_Short exercise:_ Your task is to copy every line of this material exactly.

_Source records:_
========================================================================
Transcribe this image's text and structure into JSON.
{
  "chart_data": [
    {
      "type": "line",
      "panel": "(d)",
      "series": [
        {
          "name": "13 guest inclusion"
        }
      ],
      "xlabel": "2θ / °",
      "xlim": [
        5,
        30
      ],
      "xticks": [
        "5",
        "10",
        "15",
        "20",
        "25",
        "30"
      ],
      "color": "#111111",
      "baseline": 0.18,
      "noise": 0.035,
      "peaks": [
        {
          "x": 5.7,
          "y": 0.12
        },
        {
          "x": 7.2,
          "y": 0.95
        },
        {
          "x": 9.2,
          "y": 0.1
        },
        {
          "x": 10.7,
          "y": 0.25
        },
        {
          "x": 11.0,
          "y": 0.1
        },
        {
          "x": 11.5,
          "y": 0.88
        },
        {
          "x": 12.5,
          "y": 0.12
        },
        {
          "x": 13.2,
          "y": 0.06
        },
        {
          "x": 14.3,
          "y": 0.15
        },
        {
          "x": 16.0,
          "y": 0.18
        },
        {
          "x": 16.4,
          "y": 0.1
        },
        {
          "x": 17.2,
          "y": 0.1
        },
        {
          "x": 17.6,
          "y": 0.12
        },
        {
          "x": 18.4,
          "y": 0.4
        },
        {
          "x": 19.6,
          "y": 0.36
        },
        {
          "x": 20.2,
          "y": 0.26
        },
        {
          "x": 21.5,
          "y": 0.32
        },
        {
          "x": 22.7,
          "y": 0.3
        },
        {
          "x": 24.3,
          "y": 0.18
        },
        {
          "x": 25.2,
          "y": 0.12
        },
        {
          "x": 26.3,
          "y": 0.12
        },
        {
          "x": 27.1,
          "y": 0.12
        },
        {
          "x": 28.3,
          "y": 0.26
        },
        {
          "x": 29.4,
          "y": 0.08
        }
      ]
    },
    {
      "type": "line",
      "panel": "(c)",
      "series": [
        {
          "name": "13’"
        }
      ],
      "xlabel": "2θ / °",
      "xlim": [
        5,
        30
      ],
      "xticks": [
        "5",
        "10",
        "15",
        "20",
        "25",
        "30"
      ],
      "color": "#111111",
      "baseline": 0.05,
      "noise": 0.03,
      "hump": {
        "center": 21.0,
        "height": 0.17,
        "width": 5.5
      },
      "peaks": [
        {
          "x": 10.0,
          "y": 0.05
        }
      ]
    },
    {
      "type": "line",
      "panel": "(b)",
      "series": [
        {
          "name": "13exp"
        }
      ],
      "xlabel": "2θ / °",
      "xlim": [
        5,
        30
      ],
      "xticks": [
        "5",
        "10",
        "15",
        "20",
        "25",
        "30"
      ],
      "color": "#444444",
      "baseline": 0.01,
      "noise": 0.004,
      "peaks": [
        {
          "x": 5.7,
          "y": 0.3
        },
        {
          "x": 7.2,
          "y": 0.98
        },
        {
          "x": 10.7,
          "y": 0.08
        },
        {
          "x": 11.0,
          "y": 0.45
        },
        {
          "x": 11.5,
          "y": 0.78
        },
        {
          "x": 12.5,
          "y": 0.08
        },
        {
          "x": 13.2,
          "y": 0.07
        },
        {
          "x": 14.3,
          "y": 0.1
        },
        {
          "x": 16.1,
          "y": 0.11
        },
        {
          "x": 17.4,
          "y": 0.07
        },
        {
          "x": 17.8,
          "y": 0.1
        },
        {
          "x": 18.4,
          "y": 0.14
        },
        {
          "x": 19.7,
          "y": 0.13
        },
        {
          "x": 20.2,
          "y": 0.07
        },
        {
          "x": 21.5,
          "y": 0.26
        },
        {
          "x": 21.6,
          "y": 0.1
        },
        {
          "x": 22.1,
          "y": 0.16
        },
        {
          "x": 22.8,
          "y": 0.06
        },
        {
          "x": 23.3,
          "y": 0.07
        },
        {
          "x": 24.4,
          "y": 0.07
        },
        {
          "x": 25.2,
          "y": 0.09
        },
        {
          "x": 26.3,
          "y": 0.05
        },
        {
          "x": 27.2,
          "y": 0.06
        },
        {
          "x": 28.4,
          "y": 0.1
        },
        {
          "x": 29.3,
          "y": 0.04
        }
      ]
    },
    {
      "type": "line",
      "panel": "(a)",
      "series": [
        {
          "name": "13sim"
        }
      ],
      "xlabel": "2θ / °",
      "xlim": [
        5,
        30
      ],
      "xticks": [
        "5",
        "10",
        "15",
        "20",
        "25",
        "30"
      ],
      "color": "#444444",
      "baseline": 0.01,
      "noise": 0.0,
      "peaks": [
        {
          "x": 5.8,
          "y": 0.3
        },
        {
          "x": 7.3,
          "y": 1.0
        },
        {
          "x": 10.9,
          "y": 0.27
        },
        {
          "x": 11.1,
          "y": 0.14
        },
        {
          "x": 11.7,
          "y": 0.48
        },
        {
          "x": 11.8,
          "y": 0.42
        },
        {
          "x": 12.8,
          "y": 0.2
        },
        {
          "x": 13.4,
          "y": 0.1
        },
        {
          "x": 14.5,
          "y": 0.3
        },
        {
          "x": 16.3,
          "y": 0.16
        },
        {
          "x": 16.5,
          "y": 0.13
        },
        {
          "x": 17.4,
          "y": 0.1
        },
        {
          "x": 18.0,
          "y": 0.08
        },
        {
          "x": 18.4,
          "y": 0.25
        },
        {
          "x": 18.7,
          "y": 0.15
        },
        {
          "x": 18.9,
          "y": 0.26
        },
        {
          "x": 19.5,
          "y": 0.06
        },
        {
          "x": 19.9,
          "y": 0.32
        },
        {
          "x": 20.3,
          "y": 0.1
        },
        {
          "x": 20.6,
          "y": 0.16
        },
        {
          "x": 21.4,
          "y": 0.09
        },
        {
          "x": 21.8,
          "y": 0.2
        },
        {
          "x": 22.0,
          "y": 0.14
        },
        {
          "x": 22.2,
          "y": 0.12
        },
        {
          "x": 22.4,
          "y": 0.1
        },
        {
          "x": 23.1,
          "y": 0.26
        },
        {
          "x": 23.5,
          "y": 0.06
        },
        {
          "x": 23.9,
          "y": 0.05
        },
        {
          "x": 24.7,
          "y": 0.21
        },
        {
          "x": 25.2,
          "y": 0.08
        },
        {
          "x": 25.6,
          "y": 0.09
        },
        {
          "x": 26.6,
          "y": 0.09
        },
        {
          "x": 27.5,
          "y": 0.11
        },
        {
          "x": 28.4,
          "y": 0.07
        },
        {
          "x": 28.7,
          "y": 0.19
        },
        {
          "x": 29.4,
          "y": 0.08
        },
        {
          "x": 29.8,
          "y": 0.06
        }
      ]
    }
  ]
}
========================================================================
_The completed task:_
Transcribe this image's text and structure into JSON.
{
  "chart_data": [
    {
      "type": "line",
      "panel": "(d)",
      "series": [
        {
          "name": "13 guest inclusion"
        }
      ],
      "xlabel": "2θ / °",
      "xlim": [
        5,
        30
      ],
      "xticks": [
        "5",
        "10",
        "15",
        "20",
        "25",
        "30"
      ],
      "color": "#111111",
      "baseline": 0.18,
      "noise": 0.035,
      "peaks": [
        {
          "x": 5.7,
          "y": 0.12
        },
        {
          "x": 7.2,
          "y": 0.95
        },
        {
          "x": 9.2,
          "y": 0.1
        },
        {
          "x": 10.7,
          "y": 0.25
        },
        {
          "x": 11.0,
          "y": 0.1
        },
        {
          "x": 11.5,
          "y": 0.88
        },
        {
          "x": 12.5,
          "y": 0.12
        },
        {
          "x": 13.2,
          "y": 0.06
        },
        {
          "x": 14.3,
          "y": 0.15
        },
        {
          "x": 16.0,
          "y": 0.18
        },
        {
          "x": 16.4,
          "y": 0.1
        },
        {
          "x": 17.2,
          "y": 0.1
        },
        {
          "x": 17.6,
          "y": 0.12
        },
        {
          "x": 18.4,
          "y": 0.4
        },
        {
          "x": 19.6,
          "y": 0.36
        },
        {
          "x": 20.2,
          "y": 0.26
        },
        {
          "x": 21.5,
          "y": 0.32
        },
        {
          "x": 22.7,
          "y": 0.3
        },
        {
          "x": 24.3,
          "y": 0.18
        },
        {
          "x": 25.2,
          "y": 0.12
        },
        {
          "x": 26.3,
          "y": 0.12
        },
        {
          "x": 27.1,
          "y": 0.12
        },
        {
          "x": 28.3,
          "y": 0.26
        },
        {
          "x": 29.4,
          "y": 0.08
        }
      ]
    },
    {
      "type": "line",
      "panel": "(c)",
      "series": [
        {
          "name": "13’"
        }
      ],
      "xlabel": "2θ / °",
      "xlim": [
        5,
        30
      ],
      "xticks": [
        "5",
        "10",
        "15",
        "20",
        "25",
        "30"
      ],
      "color": "#111111",
      "baseline": 0.05,
      "noise": 0.03,
      "hump": {
        "center": 21.0,
        "height": 0.17,
        "width": 5.5
      },
      "peaks": [
        {
          "x": 10.0,
          "y": 0.05
        }
      ]
    },
    {
      "type": "line",
      "panel": "(b)",
      "series": [
        {
          "name": "13exp"
        }
      ],
      "xlabel": "2θ / °",
      "xlim": [
        5,
        30
      ],
      "xticks": [
        "5",
        "10",
        "15",
        "20",
        "25",
        "30"
      ],
      "color": "#444444",
      "baseline": 0.01,
      "noise": 0.004,
      "peaks": [
        {
          "x": 5.7,
          "y": 0.3
        },
        {
          "x": 7.2,
          "y": 0.98
        },
        {
          "x": 10.7,
          "y": 0.08
        },
        {
          "x": 11.0,
          "y": 0.45
        },
        {
          "x": 11.5,
          "y": 0.78
        },
        {
          "x": 12.5,
          "y": 0.08
        },
        {
          "x": 13.2,
          "y": 0.07
        },
        {
          "x": 14.3,
          "y": 0.1
        },
        {
          "x": 16.1,
          "y": 0.11
        },
        {
          "x": 17.4,
          "y": 0.07
        },
        {
          "x": 17.8,
          "y": 0.1
        },
        {
          "x": 18.4,
          "y": 0.14
        },
        {
          "x": 19.7,
          "y": 0.13
        },
        {
          "x": 20.2,
          "y": 0.07
        },
        {
          "x": 21.5,
          "y": 0.26
        },
        {
          "x": 21.6,
          "y": 0.1
        },
        {
          "x": 22.1,
          "y": 0.16
        },
        {
          "x": 22.8,
          "y": 0.06
        },
        {
          "x": 23.3,
          "y": 0.07
        },
        {
          "x": 24.4,
          "y": 0.07
        },
        {
          "x": 25.2,
          "y": 0.09
        },
        {
          "x": 26.3,
          "y": 0.05
        },
        {
          "x": 27.2,
          "y": 0.06
        },
        {
          "x": 28.4,
          "y": 0.1
        },
        {
          "x": 29.3,
          "y": 0.04
        }
      ]
    },
    {
      "type": "line",
      "panel": "(a)",
      "series": [
        {
          "name": "13sim"
        }
      ],
      "xlabel": "2θ / °",
      "xlim": [
        5,
        30
      ],
      "xticks": [
        "5",
        "10",
        "15",
        "20",
        "25",
        "30"
      ],
      "color": "#444444",
      "baseline": 0.01,
      "noise": 0.0,
      "peaks": [
        {
          "x": 5.8,
          "y": 0.3
        },
        {
          "x": 7.3,
          "y": 1.0
        },
        {
          "x": 10.9,
          "y": 0.27
        },
        {
          "x": 11.1,
          "y": 0.14
        },
        {
          "x": 11.7,
          "y": 0.48
        },
        {
          "x": 11.8,
          "y": 0.42
        },
        {
          "x": 12.8,
          "y": 0.2
        },
        {
          "x": 13.4,
          "y": 0.1
        },
        {
          "x": 14.5,
          "y": 0.3
        },
        {
          "x": 16.3,
          "y": 0.16
        },
        {
          "x": 16.5,
          "y": 0.13
        },
        {
          "x": 17.4,
          "y": 0.1
        },
        {
          "x": 18.0,
          "y": 0.08
        },
        {
          "x": 18.4,
          "y": 0.25
        },
        {
          "x": 18.7,
          "y": 0.15
        },
        {
          "x": 18.9,
          "y": 0.26
        },
        {
          "x": 19.5,
          "y": 0.06
        },
        {
          "x": 19.9,
          "y": 0.32
        },
        {
          "x": 20.3,
          "y": 0.1
        },
        {
          "x": 20.6,
          "y": 0.16
        },
        {
          "x": 21.4,
          "y": 0.09
        },
        {
          "x": 21.8,
          "y": 0.2
        },
        {
          "x": 22.0,
          "y": 0.14
        },
        {
          "x": 22.2,
          "y": 0.12
        },
        {
          "x": 22.4,
          "y": 0.1
        },
        {
          "x": 23.1,
          "y": 0.26
        },
        {
          "x": 23.5,
          "y": 0.06
        },
        {
          "x": 23.9,
          "y": 0.05
        },
        {
          "x": 24.7,
          "y": 0.21
        },
        {
          "x": 25.2,
          "y": 0.08
        },
        {
          "x": 25.6,
          "y": 0.09
        },
        {
          "x": 26.6,
          "y": 0.09
        },
        {
          "x": 27.5,
          "y": 0.11
        },
        {
          "x": 28.4,
          "y": 0.07
        },
        {
          "x": 28.7,
          "y": 0.19
        },
        {
          "x": 29.4,
          "y": 0.08
        },
        {
          "x": 29.8,
          "y": 0.06
        }
      ]
    }
  ]
}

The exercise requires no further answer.